:: Set exercise ::
Which lines hold the word "date"? Copy each of them from the material.

:: Entries ::
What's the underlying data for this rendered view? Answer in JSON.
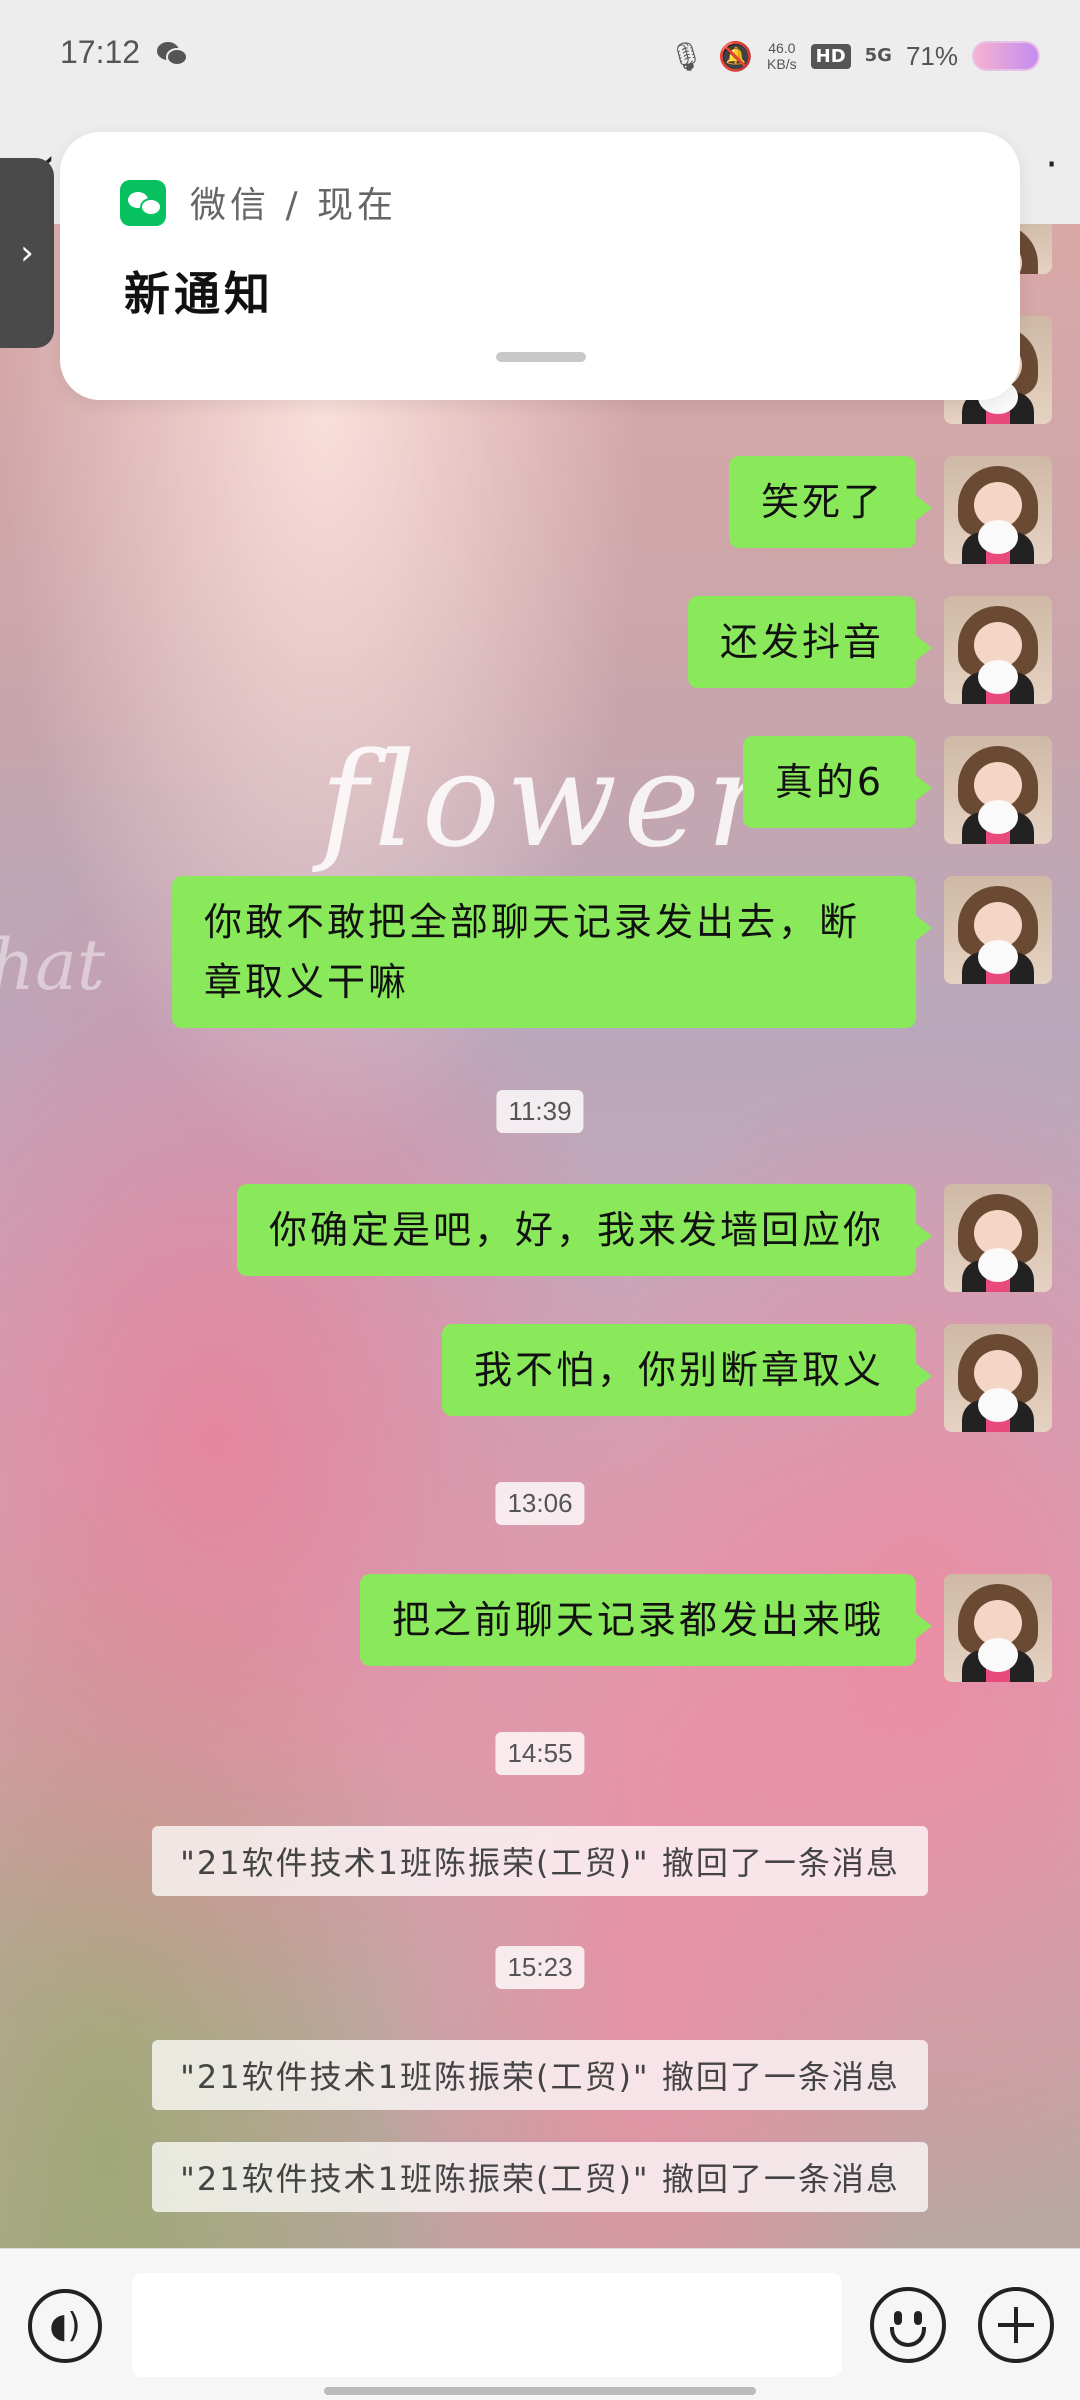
{
  "status_bar": {
    "time": "17:12",
    "net_speed_value": "46.0",
    "net_speed_unit": "KB/s",
    "hd": "HD",
    "signal": "5G",
    "battery": "71%"
  },
  "notification": {
    "source": "微信 / 现在",
    "title": "新通知"
  },
  "messages": [
    {
      "text": "笑死了"
    },
    {
      "text": "还发抖音"
    },
    {
      "text": "真的6"
    },
    {
      "text": "你敢不敢把全部聊天记录发出去，断章取义干嘛"
    },
    {
      "text": "你确定是吧，好，我来发墙回应你"
    },
    {
      "text": "我不怕，你别断章取义"
    },
    {
      "text": "把之前聊天记录都发出来哦"
    }
  ],
  "timestamps": [
    "11:39",
    "13:06",
    "14:55",
    "15:23"
  ],
  "system_messages": [
    "\"21软件技术1班陈振荣(工贸)\" 撤回了一条消息",
    "\"21软件技术1班陈振荣(工贸)\" 撤回了一条消息",
    "\"21软件技术1班陈振荣(工贸)\" 撤回了一条消息"
  ],
  "background_text": {
    "main": "flower",
    "script": "hat"
  },
  "input": {
    "value": ""
  },
  "colors": {
    "bubble": "#89e95b",
    "wechat_green": "#07c160"
  }
}
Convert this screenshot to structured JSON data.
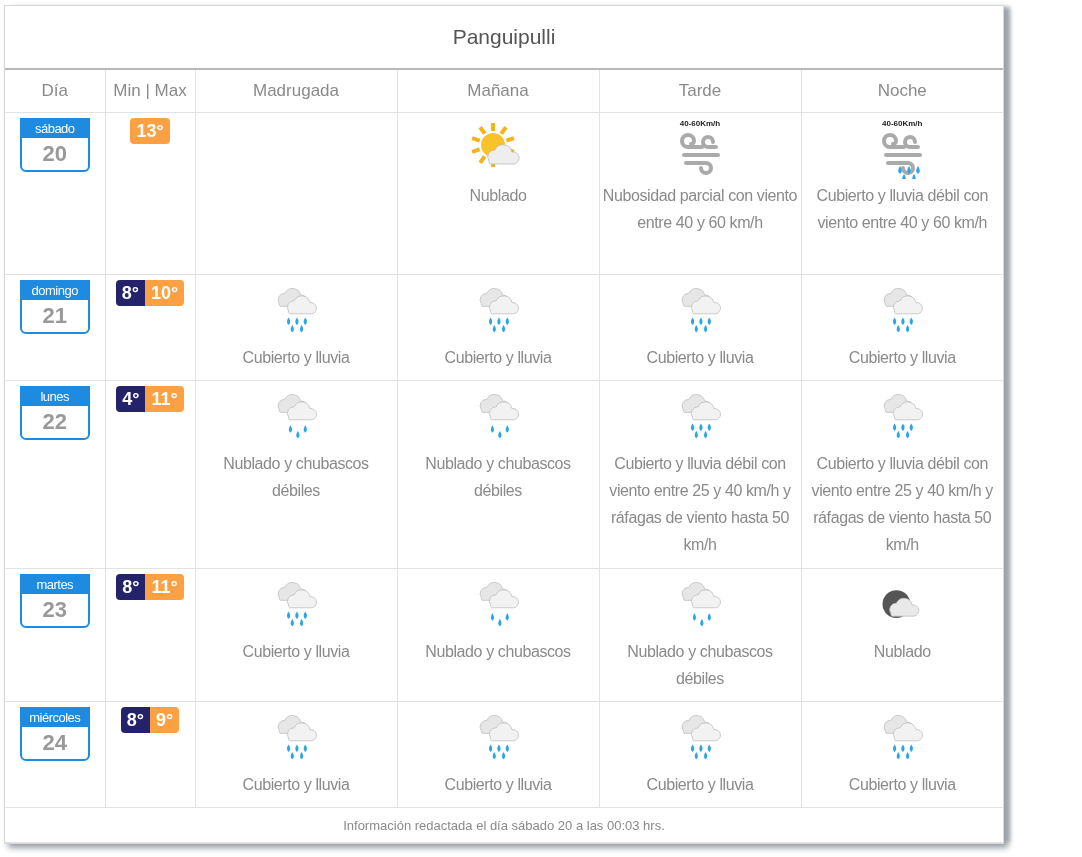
{
  "title": "Panguipulli",
  "columns": [
    "Día",
    "Min | Max",
    "Madrugada",
    "Mañana",
    "Tarde",
    "Noche"
  ],
  "days": [
    {
      "weekday": "sábado",
      "date": "20",
      "max": "13°",
      "periods": [
        {
          "kind": "empty"
        },
        {
          "kind": "sun-cloud",
          "text": "Nublado"
        },
        {
          "kind": "wind",
          "wind_label": "40-60Km/h",
          "text": "Nubosidad parcial con viento entre 40 y 60 km/h"
        },
        {
          "kind": "wind-rain",
          "wind_label": "40-60Km/h",
          "text": "Cubierto y lluvia débil con viento entre 40 y 60 km/h"
        }
      ]
    },
    {
      "weekday": "domingo",
      "date": "21",
      "min": "8°",
      "max": "10°",
      "periods": [
        {
          "kind": "rain",
          "text": "Cubierto y lluvia"
        },
        {
          "kind": "rain",
          "text": "Cubierto y lluvia"
        },
        {
          "kind": "rain",
          "text": "Cubierto y lluvia"
        },
        {
          "kind": "rain",
          "text": "Cubierto y lluvia"
        }
      ]
    },
    {
      "weekday": "lunes",
      "date": "22",
      "min": "4°",
      "max": "11°",
      "periods": [
        {
          "kind": "showers",
          "text": "Nublado y chubascos débiles"
        },
        {
          "kind": "showers",
          "text": "Nublado y chubascos débiles"
        },
        {
          "kind": "rain",
          "text": "Cubierto y lluvia débil con viento entre 25 y 40 km/h y ráfagas de viento hasta 50 km/h"
        },
        {
          "kind": "rain",
          "text": "Cubierto y lluvia débil con viento entre 25 y 40 km/h y ráfagas de viento hasta 50 km/h"
        }
      ]
    },
    {
      "weekday": "martes",
      "date": "23",
      "min": "8°",
      "max": "11°",
      "periods": [
        {
          "kind": "rain",
          "text": "Cubierto y lluvia"
        },
        {
          "kind": "showers",
          "text": "Nublado y chubascos"
        },
        {
          "kind": "showers",
          "text": "Nublado y chubascos débiles"
        },
        {
          "kind": "cloud",
          "text": "Nublado"
        }
      ]
    },
    {
      "weekday": "miércoles",
      "date": "24",
      "min": "8°",
      "max": "9°",
      "periods": [
        {
          "kind": "rain",
          "text": "Cubierto y lluvia"
        },
        {
          "kind": "rain",
          "text": "Cubierto y lluvia"
        },
        {
          "kind": "rain",
          "text": "Cubierto y lluvia"
        },
        {
          "kind": "rain",
          "text": "Cubierto y lluvia"
        }
      ]
    }
  ],
  "footer": "Información redactada el día sábado 20 a las 00:03 hrs."
}
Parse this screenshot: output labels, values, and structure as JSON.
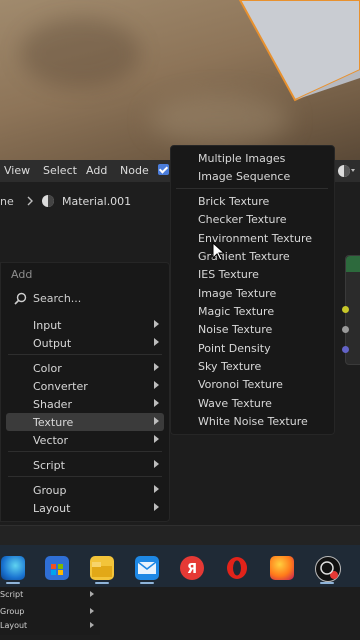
{
  "header_menu": [
    "View",
    "Select",
    "Add",
    "Node"
  ],
  "breadcrumb": {
    "partial": "ne",
    "material": "Material.001"
  },
  "add_menu": {
    "title": "Add",
    "search_placeholder": "Search...",
    "groups": [
      [
        "Input",
        "Output"
      ],
      [
        "Color",
        "Converter",
        "Shader",
        "Texture",
        "Vector"
      ],
      [
        "Script"
      ],
      [
        "Group",
        "Layout"
      ]
    ],
    "active_item": "Texture"
  },
  "texture_submenu": {
    "top_items": [
      "Multiple Images",
      "Image Sequence"
    ],
    "items": [
      "Brick Texture",
      "Checker Texture",
      "Environment Texture",
      "Gradient Texture",
      "IES Texture",
      "Image Texture",
      "Magic Texture",
      "Noise Texture",
      "Point Density",
      "Sky Texture",
      "Voronoi Texture",
      "Wave Texture",
      "White Noise Texture"
    ]
  },
  "taskbar_icons": [
    "edge-icon",
    "store-icon",
    "folder-icon",
    "mail-icon",
    "yandex-icon",
    "opera-icon",
    "firefox-icon",
    "obs-icon"
  ],
  "bottom_panel": [
    "Script",
    "Group",
    "Layout"
  ],
  "colors": {
    "accent": "#4b7ddb",
    "highlight": "#3b3b3b",
    "taskbar": "#1f2a36",
    "node_header": "#2d6a3d"
  }
}
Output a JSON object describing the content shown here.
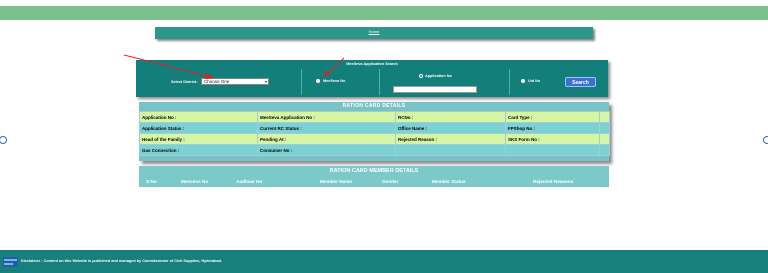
{
  "header": {
    "home_link": "Home"
  },
  "search_panel": {
    "title": "MeeSeva Application Search",
    "district_label": "Select District:",
    "district_select": "Choose One",
    "radio_meeseva": "MeeSeva No",
    "radio_application": "Application No",
    "radio_uid": "Uid No",
    "search_button": "Search",
    "selected_option": "Application No"
  },
  "rc_details": {
    "title": "RATION CARD DETAILS",
    "rows": [
      [
        "Application No :",
        "MeeSeva Application No :",
        "RCNo :",
        "Card Type :"
      ],
      [
        "Application Status :",
        "Current RC Status :",
        "Office Name :",
        "FPShop No :"
      ],
      [
        "Head of the Family :",
        "Pending At :",
        "Rejected Reason :",
        "SKS Form No :"
      ],
      [
        "Gas Connection :",
        "Consumer No :",
        "",
        ""
      ]
    ]
  },
  "member_details": {
    "title": "RATION CARD MEMBER DETAILS",
    "columns": [
      "S No",
      "Meeseva No",
      "Aadhaar No",
      "Member Name",
      "Gender",
      "Member Status",
      "Rejected Reasons"
    ]
  },
  "footer": {
    "text": "Disclaimer : Content on this Website is published and managed by Commissioner of Civil Supplies, Hyderabad."
  },
  "colors": {
    "topbar": "#79c08c",
    "panel": "#127f7a",
    "row_odd": "#d6f5a5",
    "row_even": "#7bd1d4",
    "footer": "#17807d",
    "search_button": "#3d6fd0"
  }
}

:: Answer ::
      "date": "20",
      "date": "21",
      "date": "22",
      "date": "23",
      "date": "24",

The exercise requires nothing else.